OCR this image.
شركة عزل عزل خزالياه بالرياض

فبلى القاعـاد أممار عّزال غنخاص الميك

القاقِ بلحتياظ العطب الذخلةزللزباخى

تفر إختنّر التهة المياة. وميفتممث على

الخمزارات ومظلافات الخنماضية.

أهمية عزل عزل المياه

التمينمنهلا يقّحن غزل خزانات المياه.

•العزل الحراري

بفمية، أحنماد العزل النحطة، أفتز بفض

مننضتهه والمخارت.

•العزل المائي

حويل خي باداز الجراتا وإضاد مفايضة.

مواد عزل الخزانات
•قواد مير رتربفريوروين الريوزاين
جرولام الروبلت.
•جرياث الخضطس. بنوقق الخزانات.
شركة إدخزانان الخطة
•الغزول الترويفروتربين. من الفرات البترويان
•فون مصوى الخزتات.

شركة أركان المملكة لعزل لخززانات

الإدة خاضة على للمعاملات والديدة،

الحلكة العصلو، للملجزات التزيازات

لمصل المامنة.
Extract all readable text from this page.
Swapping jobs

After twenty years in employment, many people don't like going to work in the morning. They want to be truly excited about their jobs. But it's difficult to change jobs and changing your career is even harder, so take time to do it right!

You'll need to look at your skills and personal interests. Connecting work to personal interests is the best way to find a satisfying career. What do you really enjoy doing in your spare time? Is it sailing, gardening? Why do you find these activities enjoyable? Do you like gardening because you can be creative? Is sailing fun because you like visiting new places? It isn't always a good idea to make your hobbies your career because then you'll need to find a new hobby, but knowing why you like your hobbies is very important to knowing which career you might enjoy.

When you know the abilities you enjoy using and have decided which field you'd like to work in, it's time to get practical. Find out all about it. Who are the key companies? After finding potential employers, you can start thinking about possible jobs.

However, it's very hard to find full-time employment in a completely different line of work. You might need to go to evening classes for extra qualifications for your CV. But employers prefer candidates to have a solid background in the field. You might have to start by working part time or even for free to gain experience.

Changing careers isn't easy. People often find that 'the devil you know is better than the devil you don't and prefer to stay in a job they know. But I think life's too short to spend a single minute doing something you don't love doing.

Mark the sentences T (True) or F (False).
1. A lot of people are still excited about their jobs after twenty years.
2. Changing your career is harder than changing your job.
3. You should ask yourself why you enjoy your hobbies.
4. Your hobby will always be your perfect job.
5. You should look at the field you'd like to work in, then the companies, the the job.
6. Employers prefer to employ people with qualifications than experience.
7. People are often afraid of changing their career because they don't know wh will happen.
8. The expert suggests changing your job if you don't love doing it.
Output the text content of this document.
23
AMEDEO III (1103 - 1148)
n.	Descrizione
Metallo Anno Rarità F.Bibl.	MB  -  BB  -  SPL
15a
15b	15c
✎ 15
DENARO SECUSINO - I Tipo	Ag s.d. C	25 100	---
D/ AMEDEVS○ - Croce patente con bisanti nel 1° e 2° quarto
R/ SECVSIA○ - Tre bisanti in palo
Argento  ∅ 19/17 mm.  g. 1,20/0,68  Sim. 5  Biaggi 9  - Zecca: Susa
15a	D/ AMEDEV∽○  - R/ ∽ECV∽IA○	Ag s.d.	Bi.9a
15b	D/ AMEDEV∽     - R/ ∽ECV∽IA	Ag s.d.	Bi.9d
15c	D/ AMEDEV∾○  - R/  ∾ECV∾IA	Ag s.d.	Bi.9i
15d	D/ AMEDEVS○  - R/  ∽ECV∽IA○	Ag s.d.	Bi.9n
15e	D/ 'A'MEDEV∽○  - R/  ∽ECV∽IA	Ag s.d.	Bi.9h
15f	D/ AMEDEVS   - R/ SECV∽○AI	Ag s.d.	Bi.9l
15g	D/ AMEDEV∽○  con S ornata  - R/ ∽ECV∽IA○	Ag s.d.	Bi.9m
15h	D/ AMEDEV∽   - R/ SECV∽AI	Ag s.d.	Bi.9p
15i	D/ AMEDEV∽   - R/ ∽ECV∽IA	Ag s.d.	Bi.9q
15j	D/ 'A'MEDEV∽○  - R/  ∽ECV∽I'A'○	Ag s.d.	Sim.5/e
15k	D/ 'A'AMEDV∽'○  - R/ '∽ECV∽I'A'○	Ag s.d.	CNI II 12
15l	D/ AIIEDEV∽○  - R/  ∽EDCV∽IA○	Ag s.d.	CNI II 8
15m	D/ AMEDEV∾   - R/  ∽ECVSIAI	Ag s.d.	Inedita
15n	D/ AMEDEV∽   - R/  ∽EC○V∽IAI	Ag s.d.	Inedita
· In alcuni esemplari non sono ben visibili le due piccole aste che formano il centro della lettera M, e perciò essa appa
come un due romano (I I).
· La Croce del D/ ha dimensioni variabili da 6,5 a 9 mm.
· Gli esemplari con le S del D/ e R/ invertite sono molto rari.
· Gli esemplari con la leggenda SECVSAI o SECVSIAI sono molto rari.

THE TASK ->
Copy out all of the records shown above exactly.

IN RESPONSE ->
OCR this image.
شركة عزل عزل خزالياه بالرياض

فبلى القاعـاد أممار عّزال غنخاص الميك

القاقِ بلحتياظ العطب الذخلةزللزباخى

تفر إختنّر التهة المياة. وميفتممث على

الخمزارات ومظلافات الخنماضية.

أهمية عزل عزل المياه

التمينمنهلا يقّحن غزل خزانات المياه.

•العزل الحراري

بفمية، أحنماد العزل النحطة، أفتز بفض

مننضتهه والمخارت.

•العزل المائي

حويل خي باداز الجراتا وإضاد مفايضة.

مواد عزل الخزانات
•قواد مير رتربفريوروين الريوزاين
جرولام الروبلت.
•جرياث الخضطس. بنوقق الخزانات.
شركة إدخزانان الخطة
•الغزول الترويفروتربين. من الفرات البترويان
•فون مصوى الخزتات.

شركة أركان المملكة لعزل لخززانات

الإدة خاضة على للمعاملات والديدة،

الحلكة العصلو، للملجزات التزيازات

لمصل المامنة.
Extract all readable text from this page.
Swapping jobs

After twenty years in employment, many people don't like going to work in the morning. They want to be truly excited about their jobs. But it's difficult to change jobs and changing your career is even harder, so take time to do it right!

You'll need to look at your skills and personal interests. Connecting work to personal interests is the best way to find a satisfying career. What do you really enjoy doing in your spare time? Is it sailing, gardening? Why do you find these activities enjoyable? Do you like gardening because you can be creative? Is sailing fun because you like visiting new places? It isn't always a good idea to make your hobbies your career because then you'll need to find a new hobby, but knowing why you like your hobbies is very important to knowing which career you might enjoy.

When you know the abilities you enjoy using and have decided which field you'd like to work in, it's time to get practical. Find out all about it. Who are the key companies? After finding potential employers, you can start thinking about possible jobs.

However, it's very hard to find full-time employment in a completely different line of work. You might need to go to evening classes for extra qualifications for your CV. But employers prefer candidates to have a solid background in the field. You might have to start by working part time or even for free to gain experience.

Changing careers isn't easy. People often find that 'the devil you know is better than the devil you don't and prefer to stay in a job they know. But I think life's too short to spend a single minute doing something you don't love doing.

Mark the sentences T (True) or F (False).
1. A lot of people are still excited about their jobs after twenty years.
2. Changing your career is harder than changing your job.
3. You should ask yourself why you enjoy your hobbies.
4. Your hobby will always be your perfect job.
5. You should look at the field you'd like to work in, then the companies, the the job.
6. Employers prefer to employ people with qualifications than experience.
7. People are often afraid of changing their career because they don't know wh will happen.
8. The expert suggests changing your job if you don't love doing it.
Output the text content of this document.
23
AMEDEO III (1103 - 1148)
n.	Descrizione
Metallo Anno Rarità F.Bibl.	MB  -  BB  -  SPL
15a
15b	15c
✎ 15
DENARO SECUSINO - I Tipo	Ag s.d. C	25 100	---
D/ AMEDEVS○ - Croce patente con bisanti nel 1° e 2° quarto
R/ SECVSIA○ - Tre bisanti in palo
Argento  ∅ 19/17 mm.  g. 1,20/0,68  Sim. 5  Biaggi 9  - Zecca: Susa
15a	D/ AMEDEV∽○  - R/ ∽ECV∽IA○	Ag s.d.	Bi.9a
15b	D/ AMEDEV∽     - R/ ∽ECV∽IA	Ag s.d.	Bi.9d
15c	D/ AMEDEV∾○  - R/  ∾ECV∾IA	Ag s.d.	Bi.9i
15d	D/ AMEDEVS○  - R/  ∽ECV∽IA○	Ag s.d.	Bi.9n
15e	D/ 'A'MEDEV∽○  - R/  ∽ECV∽IA	Ag s.d.	Bi.9h
15f	D/ AMEDEVS   - R/ SECV∽○AI	Ag s.d.	Bi.9l
15g	D/ AMEDEV∽○  con S ornata  - R/ ∽ECV∽IA○	Ag s.d.	Bi.9m
15h	D/ AMEDEV∽   - R/ SECV∽AI	Ag s.d.	Bi.9p
15i	D/ AMEDEV∽   - R/ ∽ECV∽IA	Ag s.d.	Bi.9q
15j	D/ 'A'MEDEV∽○  - R/  ∽ECV∽I'A'○	Ag s.d.	Sim.5/e
15k	D/ 'A'AMEDV∽'○  - R/ '∽ECV∽I'A'○	Ag s.d.	CNI II 12
15l	D/ AIIEDEV∽○  - R/  ∽EDCV∽IA○	Ag s.d.	CNI II 8
15m	D/ AMEDEV∾   - R/  ∽ECVSIAI	Ag s.d.	Inedita
15n	D/ AMEDEV∽   - R/  ∽EC○V∽IAI	Ag s.d.	Inedita
· In alcuni esemplari non sono ben visibili le due piccole aste che formano il centro della lettera M, e perciò essa appa
come un due romano (I I).
· La Croce del D/ ha dimensioni variabili da 6,5 a 9 mm.
· Gli esemplari con le S del D/ e R/ invertite sono molto rari.
· Gli esemplari con la leggenda SECVSAI o SECVSIAI sono molto rari.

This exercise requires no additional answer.